Directions for this task -> Carry none of the pictures over; write out the complete data exactly.

Source records ->
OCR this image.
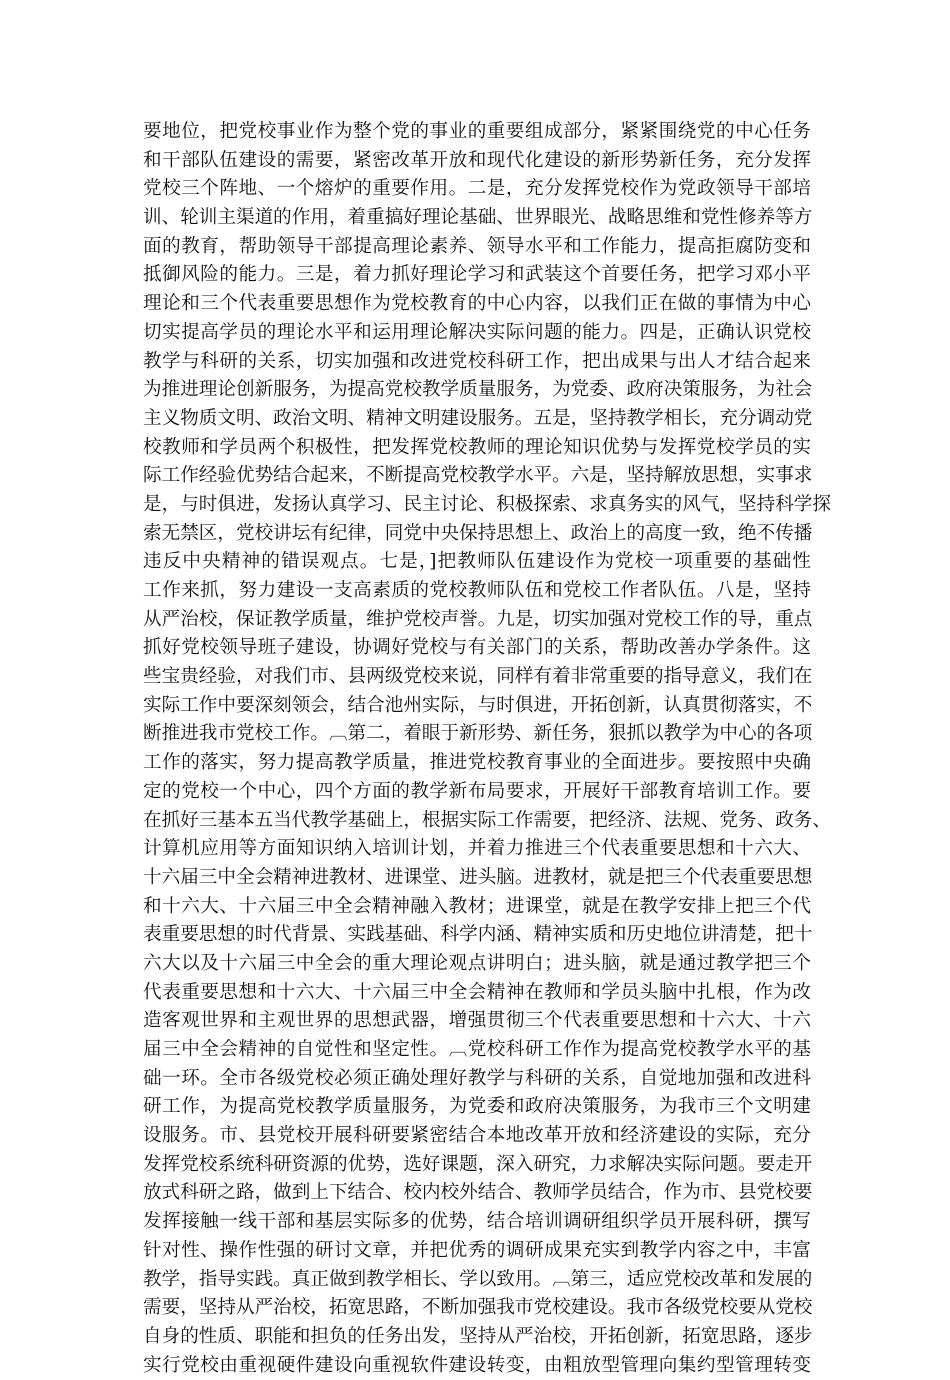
要地位，把党校事业作为整个党的事业的重要组成部分，紧紧围绕党的中心任务
和干部队伍建设的需要，紧密改革开放和现代化建设的新形势新任务，充分发挥
党校三个阵地、一个熔炉的重要作用。二是，充分发挥党校作为党政领导干部培
训、轮训主渠道的作用，着重搞好理论基础、世界眼光、战略思维和党性修养等方
面的教育，帮助领导干部提高理论素养、领导水平和工作能力，提高拒腐防变和
抵御风险的能力。三是，着力抓好理论学习和武装这个首要任务，把学习邓小平
理论和三个代表重要思想作为党校教育的中心内容，以我们正在做的事情为中心
切实提高学员的理论水平和运用理论解决实际问题的能力。四是，正确认识党校
教学与科研的关系，切实加强和改进党校科研工作，把出成果与出人才结合起来
为推进理论创新服务，为提高党校教学质量服务，为党委、政府决策服务，为社会
主义物质文明、政治文明、精神文明建设服务。五是，坚持教学相长，充分调动党
校教师和学员两个积极性，把发挥党校教师的理论知识优势与发挥党校学员的实
际工作经验优势结合起来，不断提高党校教学水平。六是，坚持解放思想，实事求
是，与时俱进，发扬认真学习、民主讨论、积极探索、求真务实的风气，坚持科学探
索无禁区，党校讲坛有纪律，同党中央保持思想上、政治上的高度一致，绝不传播
违反中央精神的错误观点。七是，]把教师队伍建设作为党校一项重要的基础性
工作来抓，努力建设一支高素质的党校教师队伍和党校工作者队伍。八是，坚持
从严治校，保证教学质量，维护党校声誉。九是，切实加强对党校工作的导，重点
抓好党校领导班子建设，协调好党校与有关部门的关系，帮助改善办学条件。这
些宝贵经验，对我们市、县两级党校来说，同样有着非常重要的指导意义，我们在
实际工作中要深刻领会，结合池州实际，与时俱进，开拓创新，认真贯彻落实，不
断推进我市党校工作。︹第二，着眼于新形势、新任务，狠抓以教学为中心的各项
工作的落实，努力提高教学质量，推进党校教育事业的全面进步。要按照中央确
定的党校一个中心，四个方面的教学新布局要求，开展好干部教育培训工作。要
在抓好三基本五当代教学基础上，根据实际工作需要，把经济、法规、党务、政务、
计算机应用等方面知识纳入培训计划，并着力推进三个代表重要思想和十六大、
十六届三中全会精神进教材、进课堂、进头脑。进教材，就是把三个代表重要思想
和十六大、十六届三中全会精神融入教材；进课堂，就是在教学安排上把三个代
表重要思想的时代背景、实践基础、科学内涵、精神实质和历史地位讲清楚，把十
六大以及十六届三中全会的重大理论观点讲明白；进头脑，就是通过教学把三个
代表重要思想和十六大、十六届三中全会精神在教师和学员头脑中扎根，作为改
造客观世界和主观世界的思想武器，增强贯彻三个代表重要思想和十六大、十六
届三中全会精神的自觉性和坚定性。︹党校科研工作作为提高党校教学水平的基
础一环。全市各级党校必须正确处理好教学与科研的关系，自觉地加强和改进科
研工作，为提高党校教学质量服务，为党委和政府决策服务，为我市三个文明建
设服务。市、县党校开展科研要紧密结合本地改革开放和经济建设的实际，充分
发挥党校系统科研资源的优势，选好课题，深入研究，力求解决实际问题。要走开
放式科研之路，做到上下结合、校内校外结合、教师学员结合，作为市、县党校要
发挥接触一线干部和基层实际多的优势，结合培训调研组织学员开展科研，撰写
针对性、操作性强的研讨文章，并把优秀的调研成果充实到教学内容之中，丰富
教学，指导实践。真正做到教学相长、学以致用。︹第三，适应党校改革和发展的
需要，坚持从严治校，拓宽思路，不断加强我市党校建设。我市各级党校要从党校
自身的性质、职能和担负的任务出发，坚持从严治校，开拓创新，拓宽思路，逐步
实行党校由重视硬件建设向重视软件建设转变，由粗放型管理向集约型管理转变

Written answer ->
OCR this image.
要地位，把党校事业作为整个党的事业的重要组成部分，紧紧围绕党的中心任务
和干部队伍建设的需要，紧密改革开放和现代化建设的新形势新任务，充分发挥
党校三个阵地、一个熔炉的重要作用。二是，充分发挥党校作为党政领导干部培
训、轮训主渠道的作用，着重搞好理论基础、世界眼光、战略思维和党性修养等方
面的教育，帮助领导干部提高理论素养、领导水平和工作能力，提高拒腐防变和
抵御风险的能力。三是，着力抓好理论学习和武装这个首要任务，把学习邓小平
理论和三个代表重要思想作为党校教育的中心内容，以我们正在做的事情为中心
切实提高学员的理论水平和运用理论解决实际问题的能力。四是，正确认识党校
教学与科研的关系，切实加强和改进党校科研工作，把出成果与出人才结合起来
为推进理论创新服务，为提高党校教学质量服务，为党委、政府决策服务，为社会
主义物质文明、政治文明、精神文明建设服务。五是，坚持教学相长，充分调动党
校教师和学员两个积极性，把发挥党校教师的理论知识优势与发挥党校学员的实
际工作经验优势结合起来，不断提高党校教学水平。六是，坚持解放思想，实事求
是，与时俱进，发扬认真学习、民主讨论、积极探索、求真务实的风气，坚持科学探
索无禁区，党校讲坛有纪律，同党中央保持思想上、政治上的高度一致，绝不传播
违反中央精神的错误观点。七是，]把教师队伍建设作为党校一项重要的基础性
工作来抓，努力建设一支高素质的党校教师队伍和党校工作者队伍。八是，坚持
从严治校，保证教学质量，维护党校声誉。九是，切实加强对党校工作的导，重点
抓好党校领导班子建设，协调好党校与有关部门的关系，帮助改善办学条件。这
些宝贵经验，对我们市、县两级党校来说，同样有着非常重要的指导意义，我们在
实际工作中要深刻领会，结合池州实际，与时俱进，开拓创新，认真贯彻落实，不
断推进我市党校工作。︹第二，着眼于新形势、新任务，狠抓以教学为中心的各项
工作的落实，努力提高教学质量，推进党校教育事业的全面进步。要按照中央确
定的党校一个中心，四个方面的教学新布局要求，开展好干部教育培训工作。要
在抓好三基本五当代教学基础上，根据实际工作需要，把经济、法规、党务、政务、
计算机应用等方面知识纳入培训计划，并着力推进三个代表重要思想和十六大、
十六届三中全会精神进教材、进课堂、进头脑。进教材，就是把三个代表重要思想
和十六大、十六届三中全会精神融入教材；进课堂，就是在教学安排上把三个代
表重要思想的时代背景、实践基础、科学内涵、精神实质和历史地位讲清楚，把十
六大以及十六届三中全会的重大理论观点讲明白；进头脑，就是通过教学把三个
代表重要思想和十六大、十六届三中全会精神在教师和学员头脑中扎根，作为改
造客观世界和主观世界的思想武器，增强贯彻三个代表重要思想和十六大、十六
届三中全会精神的自觉性和坚定性。︹党校科研工作作为提高党校教学水平的基
础一环。全市各级党校必须正确处理好教学与科研的关系，自觉地加强和改进科
研工作，为提高党校教学质量服务，为党委和政府决策服务，为我市三个文明建
设服务。市、县党校开展科研要紧密结合本地改革开放和经济建设的实际，充分
发挥党校系统科研资源的优势，选好课题，深入研究，力求解决实际问题。要走开
放式科研之路，做到上下结合、校内校外结合、教师学员结合，作为市、县党校要
发挥接触一线干部和基层实际多的优势，结合培训调研组织学员开展科研，撰写
针对性、操作性强的研讨文章，并把优秀的调研成果充实到教学内容之中，丰富
教学，指导实践。真正做到教学相长、学以致用。︹第三，适应党校改革和发展的
需要，坚持从严治校，拓宽思路，不断加强我市党校建设。我市各级党校要从党校
自身的性质、职能和担负的任务出发，坚持从严治校，开拓创新，拓宽思路，逐步
实行党校由重视硬件建设向重视软件建设转变，由粗放型管理向集约型管理转变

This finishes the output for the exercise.